▶ [TO BE DONE]:
Copy every line, leaving nothing out and adding nothing.

▶ [MATERIAL SUPPLIED]:
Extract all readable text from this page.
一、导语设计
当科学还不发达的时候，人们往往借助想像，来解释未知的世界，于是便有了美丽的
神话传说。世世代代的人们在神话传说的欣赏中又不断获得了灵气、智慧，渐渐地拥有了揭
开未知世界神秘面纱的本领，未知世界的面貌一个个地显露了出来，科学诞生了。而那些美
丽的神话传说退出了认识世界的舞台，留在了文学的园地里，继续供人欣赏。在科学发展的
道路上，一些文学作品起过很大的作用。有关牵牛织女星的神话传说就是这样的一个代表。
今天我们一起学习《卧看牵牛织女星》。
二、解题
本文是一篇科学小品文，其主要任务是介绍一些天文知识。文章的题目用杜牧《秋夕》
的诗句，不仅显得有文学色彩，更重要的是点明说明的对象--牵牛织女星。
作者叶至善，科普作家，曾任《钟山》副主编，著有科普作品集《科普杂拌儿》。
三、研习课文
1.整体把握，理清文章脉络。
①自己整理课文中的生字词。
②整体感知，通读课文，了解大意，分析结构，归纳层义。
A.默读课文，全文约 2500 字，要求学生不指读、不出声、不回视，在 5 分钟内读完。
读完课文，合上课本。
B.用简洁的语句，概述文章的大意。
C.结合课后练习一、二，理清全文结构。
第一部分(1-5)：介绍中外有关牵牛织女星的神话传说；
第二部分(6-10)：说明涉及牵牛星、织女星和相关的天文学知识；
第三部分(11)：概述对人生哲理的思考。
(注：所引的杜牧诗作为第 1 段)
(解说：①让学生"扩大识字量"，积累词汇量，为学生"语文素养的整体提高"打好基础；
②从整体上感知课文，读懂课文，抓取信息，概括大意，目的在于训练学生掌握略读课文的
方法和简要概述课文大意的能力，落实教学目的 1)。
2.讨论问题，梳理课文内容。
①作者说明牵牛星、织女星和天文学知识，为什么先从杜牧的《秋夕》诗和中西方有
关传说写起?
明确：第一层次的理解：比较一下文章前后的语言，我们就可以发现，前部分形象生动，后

▶ [RESULT OF THIS TASK]:
Extract all readable text from this page.
一、导语设计
当科学还不发达的时候，人们往往借助想像，来解释未知的世界，于是便有了美丽的
神话传说。世世代代的人们在神话传说的欣赏中又不断获得了灵气、智慧，渐渐地拥有了揭
开未知世界神秘面纱的本领，未知世界的面貌一个个地显露了出来，科学诞生了。而那些美
丽的神话传说退出了认识世界的舞台，留在了文学的园地里，继续供人欣赏。在科学发展的
道路上，一些文学作品起过很大的作用。有关牵牛织女星的神话传说就是这样的一个代表。
今天我们一起学习《卧看牵牛织女星》。
二、解题
本文是一篇科学小品文，其主要任务是介绍一些天文知识。文章的题目用杜牧《秋夕》
的诗句，不仅显得有文学色彩，更重要的是点明说明的对象--牵牛织女星。
作者叶至善，科普作家，曾任《钟山》副主编，著有科普作品集《科普杂拌儿》。
三、研习课文
1.整体把握，理清文章脉络。
①自己整理课文中的生字词。
②整体感知，通读课文，了解大意，分析结构，归纳层义。
A.默读课文，全文约 2500 字，要求学生不指读、不出声、不回视，在 5 分钟内读完。
读完课文，合上课本。
B.用简洁的语句，概述文章的大意。
C.结合课后练习一、二，理清全文结构。
第一部分(1-5)：介绍中外有关牵牛织女星的神话传说；
第二部分(6-10)：说明涉及牵牛星、织女星和相关的天文学知识；
第三部分(11)：概述对人生哲理的思考。
(注：所引的杜牧诗作为第 1 段)
(解说：①让学生"扩大识字量"，积累词汇量，为学生"语文素养的整体提高"打好基础；
②从整体上感知课文，读懂课文，抓取信息，概括大意，目的在于训练学生掌握略读课文的
方法和简要概述课文大意的能力，落实教学目的 1)。
2.讨论问题，梳理课文内容。
①作者说明牵牛星、织女星和天文学知识，为什么先从杜牧的《秋夕》诗和中西方有
关传说写起?
明确：第一层次的理解：比较一下文章前后的语言，我们就可以发现，前部分形象生动，后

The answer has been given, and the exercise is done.